[Saved entries]
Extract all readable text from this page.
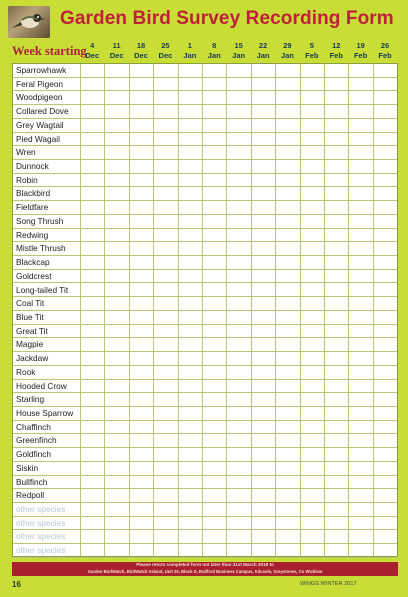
Garden Bird Survey Recording Form
Week starting 4
Dec
11
Dec
18
Dec
25
Dec
1
Jan
8
Jan
15
Jan
22
Jan
29
Jan
5
Feb
12
Feb
19
Feb
26
Feb
Sparrowhawk
Feral Pigeon
Woodpigeon
Collared Dove
Grey Wagtail
Pied Wagail
Wren
Dunnock
Robin
Blackbird
Fieldfare
Song Thrush
Redwing
Mistle Thrush
Blackcap
Goldcrest
Long-tailed Tit
Coal Tit
Blue Tit
Great Tit
Magpie
Jackdaw
Rook
Hooded Crow
Starling
House Sparrow
Chaffinch
Greenfinch
Goldfinch
Siskin
Bullfinch
Redpoll
other species
other species
other species
other species
Please return completed form not later than 31st March 2018 to
Garden BirdWatch, BirdWatch Ireland, Unit 20, Block D, Bullford Business Campus, Kilcoole, Greystones, Co Wicklow
16	WINGS WINTER 2017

◆ WHAT YOU SHOULD DO: Restate the entire listing word for word, excluding pictures.

◆ WRITTEN ANSWER:
Extract all readable text from this page.
Garden Bird Survey Recording Form
Week starting 4
Dec
11
Dec
18
Dec
25
Dec
1
Jan
8
Jan
15
Jan
22
Jan
29
Jan
5
Feb
12
Feb
19
Feb
26
Feb
Sparrowhawk
Feral Pigeon
Woodpigeon
Collared Dove
Grey Wagtail
Pied Wagail
Wren
Dunnock
Robin
Blackbird
Fieldfare
Song Thrush
Redwing
Mistle Thrush
Blackcap
Goldcrest
Long-tailed Tit
Coal Tit
Blue Tit
Great Tit
Magpie
Jackdaw
Rook
Hooded Crow
Starling
House Sparrow
Chaffinch
Greenfinch
Goldfinch
Siskin
Bullfinch
Redpoll
other species
other species
other species
other species
Please return completed form not later than 31st March 2018 to
Garden BirdWatch, BirdWatch Ireland, Unit 20, Block D, Bullford Business Campus, Kilcoole, Greystones, Co Wicklow
16	WINGS WINTER 2017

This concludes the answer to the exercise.